Write out each line beneath this one exactly as it reads.
.....
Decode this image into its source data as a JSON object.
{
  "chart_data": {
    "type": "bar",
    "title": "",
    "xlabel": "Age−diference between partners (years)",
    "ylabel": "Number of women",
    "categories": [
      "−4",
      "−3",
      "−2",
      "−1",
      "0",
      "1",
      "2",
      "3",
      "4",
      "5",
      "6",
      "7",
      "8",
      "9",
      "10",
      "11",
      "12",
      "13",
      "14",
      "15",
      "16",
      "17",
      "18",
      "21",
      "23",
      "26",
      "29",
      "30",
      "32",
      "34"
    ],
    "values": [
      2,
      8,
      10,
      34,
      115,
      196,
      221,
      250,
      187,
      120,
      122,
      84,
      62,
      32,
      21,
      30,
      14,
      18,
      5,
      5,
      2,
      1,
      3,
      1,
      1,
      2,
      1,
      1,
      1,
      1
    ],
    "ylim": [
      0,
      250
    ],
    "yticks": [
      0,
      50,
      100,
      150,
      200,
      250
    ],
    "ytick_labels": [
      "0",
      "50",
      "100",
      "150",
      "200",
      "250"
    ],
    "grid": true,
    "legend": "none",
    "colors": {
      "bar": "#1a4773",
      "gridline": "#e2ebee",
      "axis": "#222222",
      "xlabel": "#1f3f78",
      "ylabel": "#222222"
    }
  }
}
.....
→ Solution for this problem:
Decode this image into its source data as a JSON object.
{
  "chart_data": {
    "type": "bar",
    "title": "",
    "xlabel": "Age−diference between partners (years)",
    "ylabel": "Number of women",
    "categories": [
      "−4",
      "−3",
      "−2",
      "−1",
      "0",
      "1",
      "2",
      "3",
      "4",
      "5",
      "6",
      "7",
      "8",
      "9",
      "10",
      "11",
      "12",
      "13",
      "14",
      "15",
      "16",
      "17",
      "18",
      "21",
      "23",
      "26",
      "29",
      "30",
      "32",
      "34"
    ],
    "values": [
      2,
      8,
      10,
      34,
      115,
      196,
      221,
      250,
      187,
      120,
      122,
      84,
      62,
      32,
      21,
      30,
      14,
      18,
      5,
      5,
      2,
      1,
      3,
      1,
      1,
      2,
      1,
      1,
      1,
      1
    ],
    "ylim": [
      0,
      250
    ],
    "yticks": [
      0,
      50,
      100,
      150,
      200,
      250
    ],
    "ytick_labels": [
      "0",
      "50",
      "100",
      "150",
      "200",
      "250"
    ],
    "grid": true,
    "legend": "none",
    "colors": {
      "bar": "#1a4773",
      "gridline": "#e2ebee",
      "axis": "#222222",
      "xlabel": "#1f3f78",
      "ylabel": "#222222"
    }
  }
}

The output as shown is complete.